A Ladeira da Memória

Origem: Wikipédia, a enciclopédia livre.
A Ladeira da Memória
Autor(es) José Geraldo Vieira
Idioma português
País  Brasil
Gênero Romance autobiográfico
Editora Saraiva
Lançamento 1950 (1a. edição)
Cronologia
Carta à Minha Filha em Prantos
O Albatroz

A Ladeira da Memória é um romance com elementos autobiográficos de José Geraldo Vieira, "um dos mais tocantes dramas amorosos da literatura brasileira do século XX".[1] O caráter autobiográfico da obra transparece até em pequenos detalhes, como o fato do protagonista traduzir o Retrato do Artista Quando Jovem de James Joyce e O Idiota de Dostoiévski, obras que José Geraldo Vieira traduziu na vida real.

Foi publicado originalmente no início de 1950 pela Coleção Saraiva da editora de mesmo nome, com uma tiragem recorde na época para um romance brasileiro de 45 mil exemplares, e reeditado em 1962 pela Martins, em 2003 pela Editora Planeta, em 2015 em ebook pela Editora Descaminhos e em 2021 pela Editora Sétimo Selo.

┄┄┄┄┄┄

Reproduza sem alterações um trecho do texto sobre o romance A Ladeira da Memória: comece nas palavras "A Ladeira da Memória é" e pare depois de "na vida real.".

┄┄┄┄┄┄

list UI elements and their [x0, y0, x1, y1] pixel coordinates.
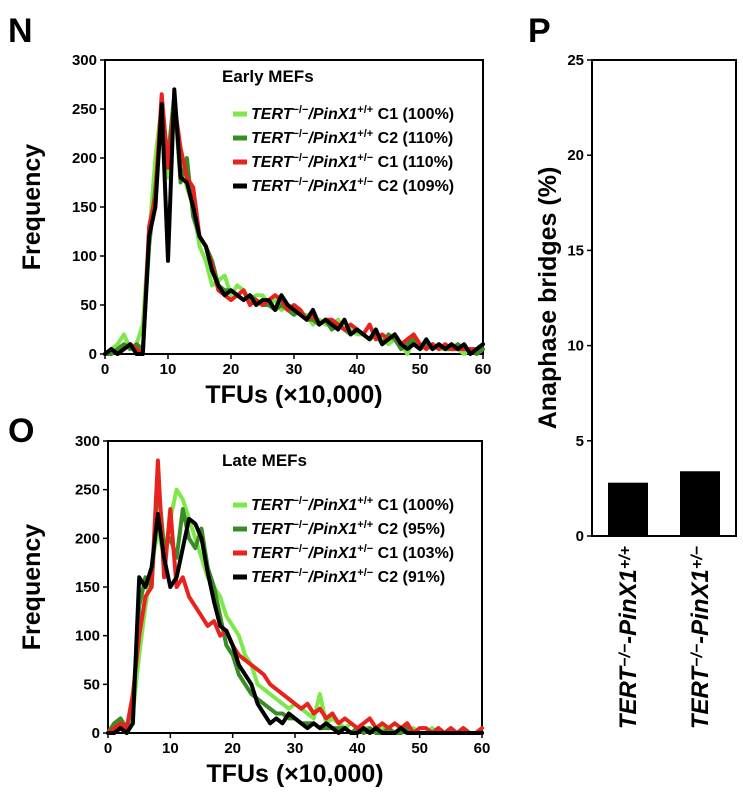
o-x-tick-label: 0 [104, 740, 112, 757]
o-legend-label-2: TERT−/−/PinX1+/+ C2 (95%) [251, 519, 445, 538]
n-x-axis-label: TFUs (×10,000) [205, 381, 382, 409]
p-category-label-1: TERT−/−-PinX1+/+ [615, 546, 642, 729]
p-y-tick-label: 15 [567, 242, 584, 259]
o-x-tick-label: 40 [349, 740, 366, 757]
n-legend-label-4: TERT−/−/PinX1+/− C2 (109%) [251, 176, 454, 195]
n-y-tick-label: 50 [80, 297, 97, 314]
o-legend-label-4: TERT−/−/PinX1+/− C2 (91%) [251, 567, 445, 586]
n-y-tick-label: 0 [89, 346, 97, 363]
histogram-early-mefs: 0 50 100 150 200 250 300 0 10 20 30 40 50 60 TFUs (×10… [18, 52, 491, 409]
p-plot-frame [591, 59, 737, 537]
o-series-line-3 [106, 458, 484, 735]
o-series-line-4 [106, 512, 484, 735]
o-y-tick-label: 100 [75, 628, 100, 645]
bar-chart-anaphase-bridges: 0 5 10 15 20 25 Anaphase bridges (%) TERT−/−-Pi… [534, 52, 737, 729]
o-x-tick-label: 20 [224, 740, 241, 757]
p-y-tick-label: 25 [567, 52, 584, 69]
n-x-tick-label: 20 [223, 361, 240, 378]
n-legend-label-3: TERT−/−/PinX1+/− C1 (110%) [251, 152, 453, 171]
n-y-tick-label: 100 [72, 248, 97, 265]
p-y-tick-label: 20 [567, 147, 584, 164]
o-y-tick-label: 150 [75, 579, 100, 596]
o-series-line-2 [106, 477, 484, 735]
o-legend-label-3: TERT−/−/PinX1+/− C1 (103%) [251, 543, 454, 562]
panel-label-o: O [8, 412, 34, 450]
p-bar-2 [680, 471, 720, 536]
n-y-tick-label: 150 [72, 199, 97, 216]
n-legend-label-2: TERT−/−/PinX1+/+ C2 (110%) [251, 128, 453, 147]
o-x-tick-label: 50 [411, 740, 428, 757]
o-y-tick-label: 250 [75, 482, 100, 499]
panel-label-p: P [528, 12, 551, 50]
o-y-tick-label: 50 [83, 676, 100, 693]
n-y-tick-label: 200 [72, 150, 97, 167]
n-x-tick-label: 0 [101, 361, 109, 378]
n-y-tick-label: 300 [72, 52, 97, 69]
n-y-tick-label: 250 [72, 101, 97, 118]
n-legend-label-1: TERT−/−/PinX1+/+ C1 (100%) [251, 104, 454, 123]
o-plot-frame [107, 440, 483, 734]
p-y-tick-label: 5 [576, 433, 584, 450]
p-bar-1 [608, 482, 648, 536]
n-series-line-4 [103, 87, 485, 356]
o-y-axis-label: Frequency [18, 524, 46, 651]
panel-label-n: N [8, 12, 33, 50]
p-y-axis-label: Anaphase bridges (%) [534, 167, 562, 430]
n-x-tick-label: 10 [160, 361, 177, 378]
o-y-tick-label: 300 [75, 433, 100, 450]
n-x-tick-label: 30 [286, 361, 303, 378]
o-y-tick-label: 0 [92, 725, 100, 742]
histogram-late-mefs: 0 50 100 150 200 250 300 0 10 20 30 40 50 60 TFUs (×10… [18, 433, 490, 788]
o-x-axis-label: TFUs (×10,000) [206, 760, 383, 788]
o-y-tick-label: 200 [75, 530, 100, 547]
p-y-tick-label: 10 [567, 338, 584, 355]
o-title: Late MEFs [222, 451, 307, 470]
o-legend-label-1: TERT−/−/PinX1+/+ C1 (100%) [251, 495, 454, 514]
n-x-tick-label: 40 [349, 361, 366, 378]
n-y-axis-label: Frequency [18, 144, 46, 271]
n-series-line-3 [103, 92, 485, 356]
p-category-label-2: TERT−/−-PinX1+/− [687, 546, 714, 729]
n-title: Early MEFs [222, 67, 314, 86]
n-x-tick-label: 60 [475, 361, 492, 378]
p-y-tick-label: 0 [576, 528, 584, 545]
o-x-tick-label: 60 [474, 740, 491, 757]
o-x-tick-label: 10 [162, 740, 179, 757]
o-x-tick-label: 30 [287, 740, 304, 757]
n-x-tick-label: 50 [412, 361, 429, 378]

┄┄┄┄┄┄

Resposta correta:
A Ladeira da Memória é um romance com elementos autobiográficos de José Geraldo Vieira, "um dos mais tocantes dramas amorosos da literatura brasileira do século XX".[1] O caráter autobiográfico da obra transparece até em pequenos detalhes, como o fato do protagonista traduzir o Retrato do Artista Quando Jovem de James Joyce e O Idiota de Dostoiévski, obras que José Geraldo Vieira traduziu na vida real.